◆ Directive ◆
Locate all lines with the word "LおよびR両回転" and copy them out.

◆ Listing ◆

· · · · ·

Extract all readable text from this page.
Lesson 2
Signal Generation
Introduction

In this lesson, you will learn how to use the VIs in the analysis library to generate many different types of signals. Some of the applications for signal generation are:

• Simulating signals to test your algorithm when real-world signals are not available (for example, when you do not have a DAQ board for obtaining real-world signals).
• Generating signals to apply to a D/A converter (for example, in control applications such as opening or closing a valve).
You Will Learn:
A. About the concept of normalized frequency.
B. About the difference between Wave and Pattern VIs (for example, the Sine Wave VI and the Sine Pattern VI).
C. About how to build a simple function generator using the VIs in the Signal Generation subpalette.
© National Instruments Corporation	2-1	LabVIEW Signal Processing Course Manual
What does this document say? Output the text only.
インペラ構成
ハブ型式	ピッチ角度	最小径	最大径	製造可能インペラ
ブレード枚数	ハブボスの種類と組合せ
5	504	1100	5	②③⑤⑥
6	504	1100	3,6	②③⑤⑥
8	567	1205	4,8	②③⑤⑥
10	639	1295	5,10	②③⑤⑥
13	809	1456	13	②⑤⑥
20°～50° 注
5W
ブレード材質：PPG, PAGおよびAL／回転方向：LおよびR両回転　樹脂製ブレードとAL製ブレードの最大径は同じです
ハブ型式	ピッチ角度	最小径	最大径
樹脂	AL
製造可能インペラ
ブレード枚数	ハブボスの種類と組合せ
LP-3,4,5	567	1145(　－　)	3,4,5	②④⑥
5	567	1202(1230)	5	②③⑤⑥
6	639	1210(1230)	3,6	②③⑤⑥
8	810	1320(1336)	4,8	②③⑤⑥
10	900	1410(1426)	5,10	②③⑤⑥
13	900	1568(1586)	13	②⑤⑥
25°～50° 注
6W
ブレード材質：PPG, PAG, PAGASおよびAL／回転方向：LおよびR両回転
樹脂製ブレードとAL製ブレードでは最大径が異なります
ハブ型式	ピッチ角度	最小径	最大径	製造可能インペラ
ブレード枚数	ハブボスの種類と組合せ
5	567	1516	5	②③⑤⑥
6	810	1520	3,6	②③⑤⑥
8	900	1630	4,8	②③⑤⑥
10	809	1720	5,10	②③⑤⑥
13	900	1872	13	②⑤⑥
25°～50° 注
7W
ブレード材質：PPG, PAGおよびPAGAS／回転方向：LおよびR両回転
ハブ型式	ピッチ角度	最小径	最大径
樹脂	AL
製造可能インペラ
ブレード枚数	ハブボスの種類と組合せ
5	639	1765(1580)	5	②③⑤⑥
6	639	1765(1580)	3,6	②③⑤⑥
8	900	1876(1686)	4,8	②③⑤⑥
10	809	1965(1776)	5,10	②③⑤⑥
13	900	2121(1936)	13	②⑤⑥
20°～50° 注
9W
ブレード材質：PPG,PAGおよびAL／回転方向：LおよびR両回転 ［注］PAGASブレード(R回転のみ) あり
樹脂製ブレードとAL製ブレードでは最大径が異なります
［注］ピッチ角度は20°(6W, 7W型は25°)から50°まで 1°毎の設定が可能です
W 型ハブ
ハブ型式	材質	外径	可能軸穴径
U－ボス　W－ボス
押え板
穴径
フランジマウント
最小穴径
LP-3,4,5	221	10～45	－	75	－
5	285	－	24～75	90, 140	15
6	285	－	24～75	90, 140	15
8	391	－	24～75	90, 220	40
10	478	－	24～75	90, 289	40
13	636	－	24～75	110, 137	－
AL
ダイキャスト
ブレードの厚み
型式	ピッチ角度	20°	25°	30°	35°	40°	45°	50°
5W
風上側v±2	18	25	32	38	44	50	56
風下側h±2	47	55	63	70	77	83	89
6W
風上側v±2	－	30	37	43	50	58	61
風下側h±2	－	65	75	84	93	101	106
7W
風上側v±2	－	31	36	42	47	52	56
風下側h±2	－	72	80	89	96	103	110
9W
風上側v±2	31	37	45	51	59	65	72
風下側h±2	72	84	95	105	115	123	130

· · · · ·

◆ Exercise output ◆
ブレード材質：PPG, PAGおよびAL／回転方向：LおよびR両回転　樹脂製ブレードとAL製ブレードの最大径は同じです
ブレード材質：PPG, PAG, PAGASおよびAL／回転方向：LおよびR両回転
ブレード材質：PPG, PAGおよびPAGAS／回転方向：LおよびR両回転
ブレード材質：PPG,PAGおよびAL／回転方向：LおよびR両回転 ［注］PAGASブレード(R回転のみ) あり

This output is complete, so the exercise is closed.